**WHAT NEEDS TO BE DONE:**
Retype the listing lines beginning at the line containing "analysis-line: VSS1 (Formatted)" and stopping after the line containing "analysis-line: VSS2 (Formatted)", including both of those lines.

**MATERIAL PROVIDED:**
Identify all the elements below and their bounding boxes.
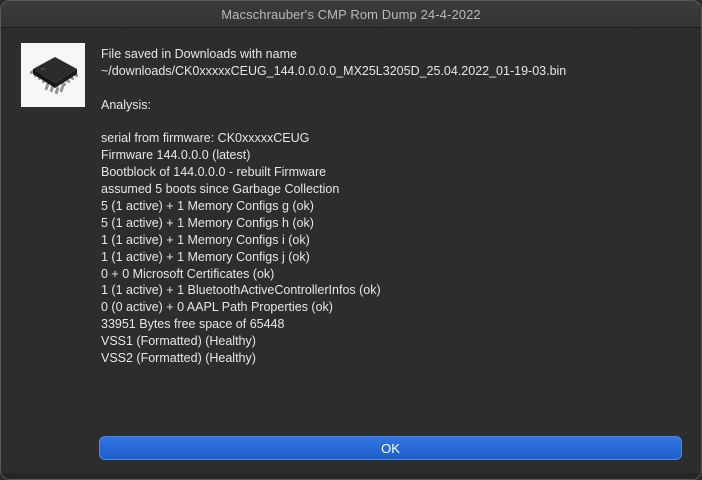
analysis-line: VSS1 (Formatted) (Healthy): [101, 334, 256, 349]
analysis-line: Bootblock of 144.0.0.0 - rebuilt Firmwar…: [101, 165, 327, 180]
saved-line: File saved in Downloads with name: [101, 47, 297, 61]
analysis-line: Firmware 144.0.0.0 (latest): [101, 148, 251, 163]
analysis-line: 5 (1 active) + 1 Memory Configs g (ok): [101, 199, 314, 214]
analysis-line: 1 (1 active) + 1 Memory Configs j (ok): [101, 249, 310, 264]
analysis-line: assumed 5 boots since Garbage Collection: [101, 182, 340, 197]
analysis-line: VSS2 (Formatted) (Healthy): [101, 351, 256, 366]
dialog-content: File saved in Downloads with name ~/down…: [1, 28, 701, 479]
analysis-line: 33951 Bytes free space of 65448: [101, 317, 285, 332]
saved-filename: ~/downloads/CK0xxxxxCEUG_144.0.0.0.0_MX2…: [101, 63, 567, 78]
dialog-window: Macschrauber's CMP Rom Dump 24-4-2022 Fi…: [0, 0, 702, 480]
analysis-line: 5 (1 active) + 1 Memory Configs h (ok): [101, 215, 314, 230]
analysis-line: serial from firmware: CK0xxxxxCEUG: [101, 131, 310, 146]
window-title: Macschrauber's CMP Rom Dump 24-4-2022: [221, 6, 481, 22]
analysis-line: 1 (1 active) + 1 Memory Configs i (ok): [101, 232, 310, 247]
analysis-line: 1 (1 active) + 1 BluetoothActiveControll…: [101, 283, 381, 298]
chip-icon-graphic: [29, 57, 79, 95]
ok-button[interactable]: OK: [99, 436, 682, 460]
analysis-line: 0 + 0 Microsoft Certificates (ok): [101, 266, 275, 281]
message-text: File saved in Downloads with name ~/down…: [101, 46, 691, 367]
analysis-line: 0 (0 active) + 0 AAPL Path Properties (o…: [101, 300, 333, 315]
analysis-header: Analysis:: [101, 97, 152, 112]
window-bottom-edge: [1, 473, 701, 479]
title-bar[interactable]: Macschrauber's CMP Rom Dump 24-4-2022: [1, 1, 701, 28]
chip-icon: [21, 43, 85, 107]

**THE SOLUTION:**
analysis-line: VSS1 (Formatted) (Healthy): [101, 334, 256, 349]
analysis-line: Bootblock of 144.0.0.0 - rebuilt Firmwar…: [101, 165, 327, 180]
saved-line: File saved in Downloads with name: [101, 47, 297, 61]
analysis-line: Firmware 144.0.0.0 (latest): [101, 148, 251, 163]
analysis-line: 5 (1 active) + 1 Memory Configs g (ok): [101, 199, 314, 214]
analysis-line: 1 (1 active) + 1 Memory Configs j (ok): [101, 249, 310, 264]
analysis-line: assumed 5 boots since Garbage Collection: [101, 182, 340, 197]
analysis-line: VSS2 (Formatted) (Healthy): [101, 351, 256, 366]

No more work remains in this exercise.